__WHAT YOU SHOULD DO__
In the listing below, locate the lines that hold the string "kost". Copy those lines.

--------------------

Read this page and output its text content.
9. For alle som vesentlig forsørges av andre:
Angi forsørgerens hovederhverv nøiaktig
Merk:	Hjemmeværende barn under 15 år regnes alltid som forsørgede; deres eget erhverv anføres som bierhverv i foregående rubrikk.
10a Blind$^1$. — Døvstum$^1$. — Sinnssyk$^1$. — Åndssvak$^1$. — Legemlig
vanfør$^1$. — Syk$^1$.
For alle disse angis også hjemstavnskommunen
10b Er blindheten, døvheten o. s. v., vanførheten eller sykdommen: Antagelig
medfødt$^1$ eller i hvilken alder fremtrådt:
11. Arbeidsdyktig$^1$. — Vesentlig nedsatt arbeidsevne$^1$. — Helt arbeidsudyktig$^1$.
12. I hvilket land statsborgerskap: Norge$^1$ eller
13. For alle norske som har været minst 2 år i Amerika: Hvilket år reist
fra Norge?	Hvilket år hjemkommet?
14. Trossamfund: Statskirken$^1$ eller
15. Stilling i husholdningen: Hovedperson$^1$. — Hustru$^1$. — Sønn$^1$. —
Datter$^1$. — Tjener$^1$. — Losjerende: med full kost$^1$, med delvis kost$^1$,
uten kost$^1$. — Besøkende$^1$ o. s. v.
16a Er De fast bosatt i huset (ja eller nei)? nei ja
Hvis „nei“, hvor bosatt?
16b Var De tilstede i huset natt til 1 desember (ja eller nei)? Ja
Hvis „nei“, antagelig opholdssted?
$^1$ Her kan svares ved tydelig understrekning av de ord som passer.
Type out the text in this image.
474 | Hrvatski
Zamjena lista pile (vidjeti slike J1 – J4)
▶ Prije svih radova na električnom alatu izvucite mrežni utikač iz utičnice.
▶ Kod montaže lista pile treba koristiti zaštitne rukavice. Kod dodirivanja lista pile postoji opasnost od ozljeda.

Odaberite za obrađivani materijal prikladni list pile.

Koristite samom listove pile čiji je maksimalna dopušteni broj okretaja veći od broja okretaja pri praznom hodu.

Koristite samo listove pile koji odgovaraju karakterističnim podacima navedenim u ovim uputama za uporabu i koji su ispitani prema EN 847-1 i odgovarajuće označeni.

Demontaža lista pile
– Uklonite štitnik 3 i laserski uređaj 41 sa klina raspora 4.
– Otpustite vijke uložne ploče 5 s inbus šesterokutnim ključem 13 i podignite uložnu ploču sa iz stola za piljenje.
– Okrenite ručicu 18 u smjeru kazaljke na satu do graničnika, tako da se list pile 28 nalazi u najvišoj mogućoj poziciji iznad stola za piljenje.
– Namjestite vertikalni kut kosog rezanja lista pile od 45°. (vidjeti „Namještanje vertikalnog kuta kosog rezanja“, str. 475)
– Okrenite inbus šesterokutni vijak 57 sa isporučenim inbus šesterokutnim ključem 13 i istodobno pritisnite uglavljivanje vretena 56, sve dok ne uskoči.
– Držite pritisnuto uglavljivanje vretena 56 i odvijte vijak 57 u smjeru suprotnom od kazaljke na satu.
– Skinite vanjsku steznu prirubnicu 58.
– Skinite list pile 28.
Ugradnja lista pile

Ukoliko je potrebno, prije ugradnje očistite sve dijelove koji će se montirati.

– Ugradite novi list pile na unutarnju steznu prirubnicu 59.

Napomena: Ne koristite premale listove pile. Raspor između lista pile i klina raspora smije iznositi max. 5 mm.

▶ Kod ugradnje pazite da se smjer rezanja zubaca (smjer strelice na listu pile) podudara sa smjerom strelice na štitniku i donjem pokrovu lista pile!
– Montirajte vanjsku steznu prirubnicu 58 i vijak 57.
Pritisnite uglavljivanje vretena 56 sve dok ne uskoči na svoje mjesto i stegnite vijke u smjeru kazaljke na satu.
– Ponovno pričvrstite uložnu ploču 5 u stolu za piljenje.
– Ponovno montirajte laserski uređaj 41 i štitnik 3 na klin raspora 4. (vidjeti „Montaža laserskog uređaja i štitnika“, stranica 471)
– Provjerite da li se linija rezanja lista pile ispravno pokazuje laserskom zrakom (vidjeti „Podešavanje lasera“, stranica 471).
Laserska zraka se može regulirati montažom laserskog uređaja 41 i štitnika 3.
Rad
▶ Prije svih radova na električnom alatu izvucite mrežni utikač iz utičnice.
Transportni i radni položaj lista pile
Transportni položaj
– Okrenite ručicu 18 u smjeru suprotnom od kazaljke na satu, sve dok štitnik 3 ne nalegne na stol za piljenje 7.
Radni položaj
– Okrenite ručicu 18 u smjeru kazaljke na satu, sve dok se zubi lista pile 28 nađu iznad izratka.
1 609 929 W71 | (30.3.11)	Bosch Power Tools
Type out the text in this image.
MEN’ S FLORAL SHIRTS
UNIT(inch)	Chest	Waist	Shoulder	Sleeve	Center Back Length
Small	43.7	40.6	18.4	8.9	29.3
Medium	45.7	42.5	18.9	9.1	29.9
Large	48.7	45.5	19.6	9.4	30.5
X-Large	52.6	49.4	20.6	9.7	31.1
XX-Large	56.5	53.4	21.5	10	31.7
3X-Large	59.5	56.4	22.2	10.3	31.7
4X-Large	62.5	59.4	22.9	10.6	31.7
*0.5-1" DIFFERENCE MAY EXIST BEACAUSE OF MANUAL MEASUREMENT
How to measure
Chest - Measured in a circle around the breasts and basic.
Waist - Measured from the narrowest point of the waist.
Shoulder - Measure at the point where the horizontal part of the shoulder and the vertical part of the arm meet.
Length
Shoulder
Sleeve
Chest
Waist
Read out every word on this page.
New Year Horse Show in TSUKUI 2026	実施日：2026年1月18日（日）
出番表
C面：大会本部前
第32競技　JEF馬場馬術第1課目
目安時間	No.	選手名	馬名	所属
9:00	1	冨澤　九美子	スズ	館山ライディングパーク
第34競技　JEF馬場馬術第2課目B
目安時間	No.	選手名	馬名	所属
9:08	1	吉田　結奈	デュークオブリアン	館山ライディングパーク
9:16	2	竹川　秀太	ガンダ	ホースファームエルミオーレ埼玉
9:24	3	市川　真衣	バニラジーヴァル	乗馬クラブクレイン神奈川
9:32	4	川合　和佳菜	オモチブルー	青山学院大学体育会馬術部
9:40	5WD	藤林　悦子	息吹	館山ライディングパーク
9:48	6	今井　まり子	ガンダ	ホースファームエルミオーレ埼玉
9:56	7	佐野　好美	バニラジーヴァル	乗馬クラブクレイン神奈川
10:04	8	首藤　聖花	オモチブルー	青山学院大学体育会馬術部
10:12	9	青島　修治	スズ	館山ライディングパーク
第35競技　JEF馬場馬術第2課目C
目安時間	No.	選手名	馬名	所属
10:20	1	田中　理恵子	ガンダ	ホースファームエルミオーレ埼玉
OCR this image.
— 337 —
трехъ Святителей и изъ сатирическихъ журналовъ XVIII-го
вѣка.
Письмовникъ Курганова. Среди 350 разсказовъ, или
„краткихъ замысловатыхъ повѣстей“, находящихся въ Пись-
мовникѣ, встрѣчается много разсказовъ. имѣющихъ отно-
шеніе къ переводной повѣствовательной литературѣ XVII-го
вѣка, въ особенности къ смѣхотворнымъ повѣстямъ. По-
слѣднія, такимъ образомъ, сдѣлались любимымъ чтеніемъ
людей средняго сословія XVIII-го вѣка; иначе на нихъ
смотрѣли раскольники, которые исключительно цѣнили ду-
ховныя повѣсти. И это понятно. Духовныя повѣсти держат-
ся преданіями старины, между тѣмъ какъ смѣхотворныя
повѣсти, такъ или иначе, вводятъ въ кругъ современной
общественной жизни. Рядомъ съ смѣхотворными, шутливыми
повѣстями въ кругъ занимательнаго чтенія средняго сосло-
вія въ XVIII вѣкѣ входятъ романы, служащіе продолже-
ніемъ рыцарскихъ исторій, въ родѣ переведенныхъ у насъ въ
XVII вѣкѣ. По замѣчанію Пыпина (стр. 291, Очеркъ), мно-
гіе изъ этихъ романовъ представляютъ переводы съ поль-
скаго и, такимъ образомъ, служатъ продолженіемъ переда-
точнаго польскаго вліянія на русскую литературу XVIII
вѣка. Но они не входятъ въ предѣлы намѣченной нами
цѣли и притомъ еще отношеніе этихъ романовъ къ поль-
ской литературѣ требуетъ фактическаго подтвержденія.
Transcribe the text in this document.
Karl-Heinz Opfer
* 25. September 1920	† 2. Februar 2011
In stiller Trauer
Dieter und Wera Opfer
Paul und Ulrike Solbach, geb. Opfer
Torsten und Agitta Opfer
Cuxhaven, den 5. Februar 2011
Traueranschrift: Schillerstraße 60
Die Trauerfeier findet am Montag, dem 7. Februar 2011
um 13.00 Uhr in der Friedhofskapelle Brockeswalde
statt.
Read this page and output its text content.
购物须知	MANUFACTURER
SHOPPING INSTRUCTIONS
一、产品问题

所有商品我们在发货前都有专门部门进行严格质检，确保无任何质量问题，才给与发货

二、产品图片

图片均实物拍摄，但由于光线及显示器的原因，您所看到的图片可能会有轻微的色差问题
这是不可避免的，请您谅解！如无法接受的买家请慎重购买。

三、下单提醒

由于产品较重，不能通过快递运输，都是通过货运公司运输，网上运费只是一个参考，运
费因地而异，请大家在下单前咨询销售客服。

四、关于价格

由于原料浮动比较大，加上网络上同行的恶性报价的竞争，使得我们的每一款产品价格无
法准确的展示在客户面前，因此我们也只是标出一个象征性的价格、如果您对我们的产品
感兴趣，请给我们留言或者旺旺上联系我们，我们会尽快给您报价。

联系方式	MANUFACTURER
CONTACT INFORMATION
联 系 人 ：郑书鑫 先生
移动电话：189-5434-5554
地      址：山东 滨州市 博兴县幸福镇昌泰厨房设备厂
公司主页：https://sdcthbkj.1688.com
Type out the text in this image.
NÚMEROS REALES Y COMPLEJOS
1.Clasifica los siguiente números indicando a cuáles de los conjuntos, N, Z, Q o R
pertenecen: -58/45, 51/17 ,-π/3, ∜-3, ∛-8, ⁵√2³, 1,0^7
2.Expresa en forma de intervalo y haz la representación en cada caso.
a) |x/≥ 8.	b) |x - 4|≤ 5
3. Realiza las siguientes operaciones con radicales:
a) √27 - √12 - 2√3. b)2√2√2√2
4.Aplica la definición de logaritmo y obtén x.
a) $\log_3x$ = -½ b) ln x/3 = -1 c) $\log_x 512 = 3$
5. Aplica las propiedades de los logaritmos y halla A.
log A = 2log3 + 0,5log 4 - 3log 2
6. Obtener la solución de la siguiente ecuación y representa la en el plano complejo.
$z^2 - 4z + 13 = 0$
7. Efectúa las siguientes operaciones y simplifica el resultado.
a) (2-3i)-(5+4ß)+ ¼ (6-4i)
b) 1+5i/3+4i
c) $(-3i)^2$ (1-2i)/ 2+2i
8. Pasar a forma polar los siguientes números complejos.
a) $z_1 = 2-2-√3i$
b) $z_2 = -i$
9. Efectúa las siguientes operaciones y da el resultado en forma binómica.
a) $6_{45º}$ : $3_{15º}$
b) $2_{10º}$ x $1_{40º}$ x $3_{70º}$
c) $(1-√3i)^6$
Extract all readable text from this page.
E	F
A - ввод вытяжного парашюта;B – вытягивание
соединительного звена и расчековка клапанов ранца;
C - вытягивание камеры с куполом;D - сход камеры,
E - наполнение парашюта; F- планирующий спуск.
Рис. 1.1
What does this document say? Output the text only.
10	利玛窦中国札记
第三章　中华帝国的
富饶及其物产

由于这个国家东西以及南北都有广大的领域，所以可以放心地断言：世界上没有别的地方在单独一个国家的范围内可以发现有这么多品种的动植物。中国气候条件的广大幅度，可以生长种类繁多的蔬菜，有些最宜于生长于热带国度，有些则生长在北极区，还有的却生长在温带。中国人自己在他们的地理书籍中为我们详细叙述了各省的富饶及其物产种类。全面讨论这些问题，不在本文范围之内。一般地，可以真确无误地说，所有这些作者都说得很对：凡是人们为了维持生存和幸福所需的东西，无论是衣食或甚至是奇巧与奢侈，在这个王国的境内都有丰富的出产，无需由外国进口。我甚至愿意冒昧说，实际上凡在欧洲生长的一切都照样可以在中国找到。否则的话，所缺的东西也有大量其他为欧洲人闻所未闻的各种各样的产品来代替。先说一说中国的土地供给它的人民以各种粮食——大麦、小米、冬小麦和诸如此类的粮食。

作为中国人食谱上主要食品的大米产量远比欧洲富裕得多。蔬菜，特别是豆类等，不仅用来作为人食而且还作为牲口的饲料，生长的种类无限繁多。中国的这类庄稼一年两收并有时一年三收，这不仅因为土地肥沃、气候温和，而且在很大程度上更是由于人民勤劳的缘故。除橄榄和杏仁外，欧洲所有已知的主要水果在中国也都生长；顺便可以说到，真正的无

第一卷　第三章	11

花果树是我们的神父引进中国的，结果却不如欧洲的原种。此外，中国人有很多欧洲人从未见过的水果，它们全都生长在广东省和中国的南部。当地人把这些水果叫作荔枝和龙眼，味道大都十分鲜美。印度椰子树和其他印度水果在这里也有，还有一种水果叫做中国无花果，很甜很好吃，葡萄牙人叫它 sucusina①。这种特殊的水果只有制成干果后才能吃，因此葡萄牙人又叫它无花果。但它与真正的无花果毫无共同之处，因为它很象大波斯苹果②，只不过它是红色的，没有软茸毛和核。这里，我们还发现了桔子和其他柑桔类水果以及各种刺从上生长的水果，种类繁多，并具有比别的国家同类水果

--------------------

__CORRECT RESPONSE__
Datter$^1$. — Tjener$^1$. — Losjerende: med full kost$^1$, med delvis kost$^1$,
uten kost$^1$. — Besøkende$^1$ o. s. v.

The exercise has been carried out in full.